Exercise requirements =>
Each line below either holds the string "الزوجة" or doesn't. Count those that do and give only the number.

Material provided =>
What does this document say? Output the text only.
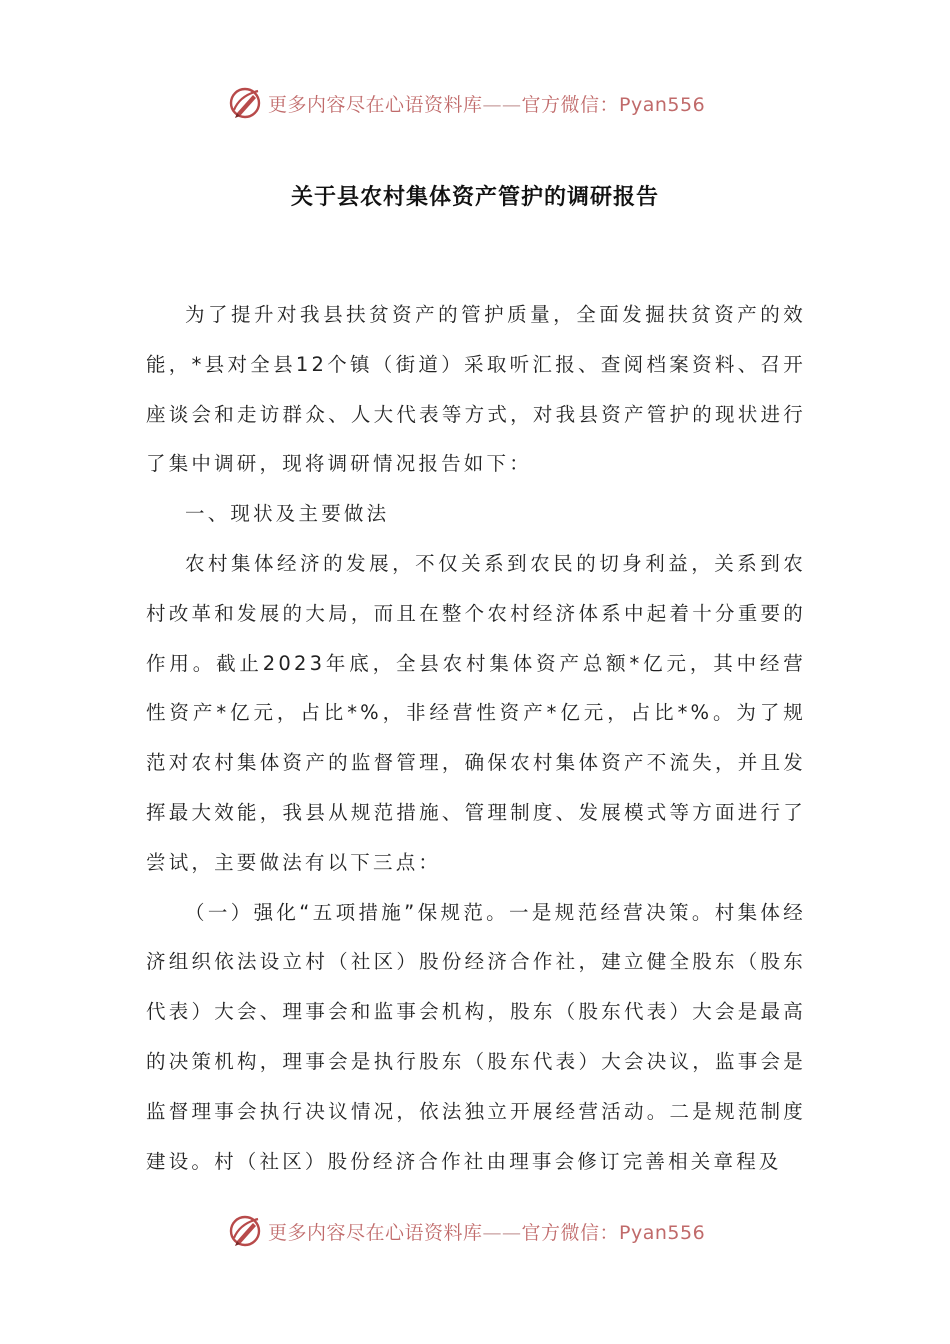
更多内容尽在心语资料库——官方微信：Pyan556
关于县农村集体资产管护的调研报告

为了提升对我县扶贫资产的管护质量，全面发掘扶贫资产的效能，*县对全县12个镇（街道）采取听汇报、查阅档案资料、召开座谈会和走访群众、人大代表等方式，对我县资产管护的现状进行了集中调研，现将调研情况报告如下：

一、现状及主要做法

农村集体经济的发展，不仅关系到农民的切身利益，关系到农村改革和发展的大局，而且在整个农村经济体系中起着十分重要的作用。截止2023年底，全县农村集体资产总额*亿元，其中经营性资产*亿元，占比*%，非经营性资产*亿元，占比*%。为了规范对农村集体资产的监督管理，确保农村集体资产不流失，并且发挥最大效能，我县从规范措施、管理制度、发展模式等方面进行了尝试，主要做法有以下三点：

（一）强化“五项措施”保规范。一是规范经营决策。村集体经济组织依法设立村（社区）股份经济合作社，建立健全股东（股东代表）大会、理事会和监事会机构，股东（股东代表）大会是最高的决策机构，理事会是执行股东（股东代表）大会决议，监事会是监督理事会执行决议情况，依法独立开展经营活动。二是规范制度建设。村（社区）股份经济合作社由理事会修订完善相关章程及

更多内容尽在心语资料库——官方微信：Pyan556
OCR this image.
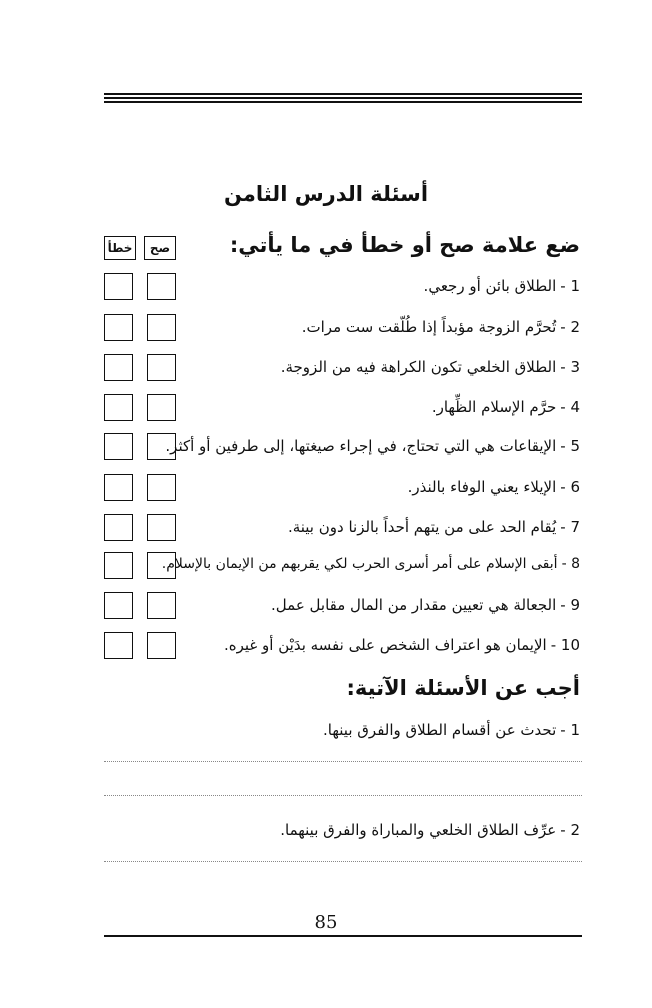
أسئلة الدرس الثامن
ضع علامة صح أو خطأ في ما يأتي:
خطأ	صح
1 -الطلاق بائن أو رجعي.
2 -تُحرَّم الزوجة مؤبداً إذا طُلّقت ست مرات.
3 -الطلاق الخلعي تكون الكراهة فيه من الزوجة.
4 -حرَّم الإسلام الظِّهار.
5 -الإيقاعات هي التي تحتاج، في إجراء صيغتها، إلى طرفين أو أكثر.
6 -الإيلاء يعني الوفاء بالنذر.
7 -يُقام الحد على من يتهم أحداً بالزنا دون بينة.
8 -أبقى الإسلام على أمر أسرى الحرب لكي يقربهم من الإيمان بالإسلام.
9 -الجعالة هي تعيين مقدار من المال مقابل عمل.
10 -الإيمان هو اعتراف الشخص على نفسه بدَيْن أو غيره.
أجب عن الأسئلة الآتية:
1 -تحدث عن أقسام الطلاق والفرق بينها.
2 -عرِّف الطلاق الخلعي والمباراة والفرق بينهما.
85
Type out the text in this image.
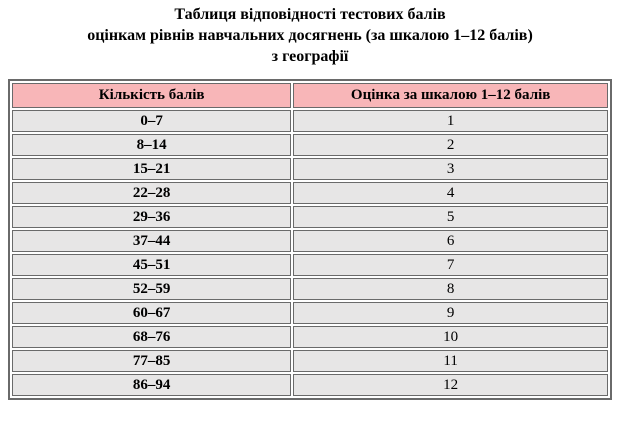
Таблиця відповідності тестових балів
оцінкам рівнів навчальних досягнень (за шкалою 1–12 балів)
з географії
Кількість балів	Оцінка за шкалою 1–12 балів
0–7	1
8–14	2
15–21	3
22–28	4
29–36	5
37–44	6
45–51	7
52–59	8
60–67	9
68–76	10
77–85	11
86–94	12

Answer for the task =>
2